_Exercise data_
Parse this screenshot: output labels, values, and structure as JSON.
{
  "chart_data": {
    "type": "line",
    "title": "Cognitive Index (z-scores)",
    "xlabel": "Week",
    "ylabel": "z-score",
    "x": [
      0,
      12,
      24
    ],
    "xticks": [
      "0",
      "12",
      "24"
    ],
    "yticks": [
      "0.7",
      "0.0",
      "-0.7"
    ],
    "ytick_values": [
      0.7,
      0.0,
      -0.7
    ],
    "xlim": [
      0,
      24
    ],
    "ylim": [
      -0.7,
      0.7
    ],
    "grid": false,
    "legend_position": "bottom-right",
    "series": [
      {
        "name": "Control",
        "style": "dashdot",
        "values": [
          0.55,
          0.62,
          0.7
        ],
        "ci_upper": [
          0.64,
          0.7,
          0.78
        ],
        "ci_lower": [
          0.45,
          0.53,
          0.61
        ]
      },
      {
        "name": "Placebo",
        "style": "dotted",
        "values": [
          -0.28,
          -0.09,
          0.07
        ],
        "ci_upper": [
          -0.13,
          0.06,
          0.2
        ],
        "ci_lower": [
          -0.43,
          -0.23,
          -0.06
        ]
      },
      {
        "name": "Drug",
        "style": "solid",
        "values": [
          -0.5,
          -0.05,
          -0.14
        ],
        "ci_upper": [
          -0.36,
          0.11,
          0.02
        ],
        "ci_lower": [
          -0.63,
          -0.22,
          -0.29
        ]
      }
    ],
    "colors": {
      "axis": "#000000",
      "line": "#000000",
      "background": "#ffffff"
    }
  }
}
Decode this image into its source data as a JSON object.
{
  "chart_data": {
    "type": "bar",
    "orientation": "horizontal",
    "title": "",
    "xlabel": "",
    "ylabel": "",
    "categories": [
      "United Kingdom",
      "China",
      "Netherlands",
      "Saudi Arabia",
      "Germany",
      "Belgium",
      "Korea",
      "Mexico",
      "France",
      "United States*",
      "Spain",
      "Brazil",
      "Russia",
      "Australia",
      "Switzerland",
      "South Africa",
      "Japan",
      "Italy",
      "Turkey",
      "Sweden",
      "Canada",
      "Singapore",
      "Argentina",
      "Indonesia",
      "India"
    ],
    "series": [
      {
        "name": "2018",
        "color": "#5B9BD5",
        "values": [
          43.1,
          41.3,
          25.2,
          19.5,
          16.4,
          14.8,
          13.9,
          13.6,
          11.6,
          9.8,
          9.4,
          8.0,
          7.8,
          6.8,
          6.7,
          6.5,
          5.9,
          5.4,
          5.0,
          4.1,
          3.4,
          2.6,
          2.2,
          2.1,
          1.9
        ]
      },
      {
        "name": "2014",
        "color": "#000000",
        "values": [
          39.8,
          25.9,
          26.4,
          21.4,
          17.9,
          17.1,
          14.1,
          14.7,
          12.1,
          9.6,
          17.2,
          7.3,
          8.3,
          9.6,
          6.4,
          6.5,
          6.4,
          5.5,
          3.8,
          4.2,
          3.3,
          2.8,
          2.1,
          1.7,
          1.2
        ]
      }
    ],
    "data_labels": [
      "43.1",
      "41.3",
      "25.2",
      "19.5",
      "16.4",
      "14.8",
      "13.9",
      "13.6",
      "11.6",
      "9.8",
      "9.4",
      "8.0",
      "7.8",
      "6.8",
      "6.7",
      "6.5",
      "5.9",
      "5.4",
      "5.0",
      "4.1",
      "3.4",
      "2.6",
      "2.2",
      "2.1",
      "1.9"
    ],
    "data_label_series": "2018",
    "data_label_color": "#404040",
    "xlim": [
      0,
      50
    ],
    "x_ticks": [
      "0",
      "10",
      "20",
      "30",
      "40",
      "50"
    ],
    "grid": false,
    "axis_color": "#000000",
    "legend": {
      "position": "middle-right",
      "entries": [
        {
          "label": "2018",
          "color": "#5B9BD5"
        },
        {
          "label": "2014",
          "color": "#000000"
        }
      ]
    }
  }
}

_Goal_
Can you reproduce all the material exactly?

_Completed task_
Parse this screenshot: output labels, values, and structure as JSON.
{
  "chart_data": {
    "type": "line",
    "title": "Cognitive Index (z-scores)",
    "xlabel": "Week",
    "ylabel": "z-score",
    "x": [
      0,
      12,
      24
    ],
    "xticks": [
      "0",
      "12",
      "24"
    ],
    "yticks": [
      "0.7",
      "0.0",
      "-0.7"
    ],
    "ytick_values": [
      0.7,
      0.0,
      -0.7
    ],
    "xlim": [
      0,
      24
    ],
    "ylim": [
      -0.7,
      0.7
    ],
    "grid": false,
    "legend_position": "bottom-right",
    "series": [
      {
        "name": "Control",
        "style": "dashdot",
        "values": [
          0.55,
          0.62,
          0.7
        ],
        "ci_upper": [
          0.64,
          0.7,
          0.78
        ],
        "ci_lower": [
          0.45,
          0.53,
          0.61
        ]
      },
      {
        "name": "Placebo",
        "style": "dotted",
        "values": [
          -0.28,
          -0.09,
          0.07
        ],
        "ci_upper": [
          -0.13,
          0.06,
          0.2
        ],
        "ci_lower": [
          -0.43,
          -0.23,
          -0.06
        ]
      },
      {
        "name": "Drug",
        "style": "solid",
        "values": [
          -0.5,
          -0.05,
          -0.14
        ],
        "ci_upper": [
          -0.36,
          0.11,
          0.02
        ],
        "ci_lower": [
          -0.63,
          -0.22,
          -0.29
        ]
      }
    ],
    "colors": {
      "axis": "#000000",
      "line": "#000000",
      "background": "#ffffff"
    }
  }
}
Decode this image into its source data as a JSON object.
{
  "chart_data": {
    "type": "bar",
    "orientation": "horizontal",
    "title": "",
    "xlabel": "",
    "ylabel": "",
    "categories": [
      "United Kingdom",
      "China",
      "Netherlands",
      "Saudi Arabia",
      "Germany",
      "Belgium",
      "Korea",
      "Mexico",
      "France",
      "United States*",
      "Spain",
      "Brazil",
      "Russia",
      "Australia",
      "Switzerland",
      "South Africa",
      "Japan",
      "Italy",
      "Turkey",
      "Sweden",
      "Canada",
      "Singapore",
      "Argentina",
      "Indonesia",
      "India"
    ],
    "series": [
      {
        "name": "2018",
        "color": "#5B9BD5",
        "values": [
          43.1,
          41.3,
          25.2,
          19.5,
          16.4,
          14.8,
          13.9,
          13.6,
          11.6,
          9.8,
          9.4,
          8.0,
          7.8,
          6.8,
          6.7,
          6.5,
          5.9,
          5.4,
          5.0,
          4.1,
          3.4,
          2.6,
          2.2,
          2.1,
          1.9
        ]
      },
      {
        "name": "2014",
        "color": "#000000",
        "values": [
          39.8,
          25.9,
          26.4,
          21.4,
          17.9,
          17.1,
          14.1,
          14.7,
          12.1,
          9.6,
          17.2,
          7.3,
          8.3,
          9.6,
          6.4,
          6.5,
          6.4,
          5.5,
          3.8,
          4.2,
          3.3,
          2.8,
          2.1,
          1.7,
          1.2
        ]
      }
    ],
    "data_labels": [
      "43.1",
      "41.3",
      "25.2",
      "19.5",
      "16.4",
      "14.8",
      "13.9",
      "13.6",
      "11.6",
      "9.8",
      "9.4",
      "8.0",
      "7.8",
      "6.8",
      "6.7",
      "6.5",
      "5.9",
      "5.4",
      "5.0",
      "4.1",
      "3.4",
      "2.6",
      "2.2",
      "2.1",
      "1.9"
    ],
    "data_label_series": "2018",
    "data_label_color": "#404040",
    "xlim": [
      0,
      50
    ],
    "x_ticks": [
      "0",
      "10",
      "20",
      "30",
      "40",
      "50"
    ],
    "grid": false,
    "axis_color": "#000000",
    "legend": {
      "position": "middle-right",
      "entries": [
        {
          "label": "2018",
          "color": "#5B9BD5"
        },
        {
          "label": "2014",
          "color": "#000000"
        }
      ]
    }
  }
}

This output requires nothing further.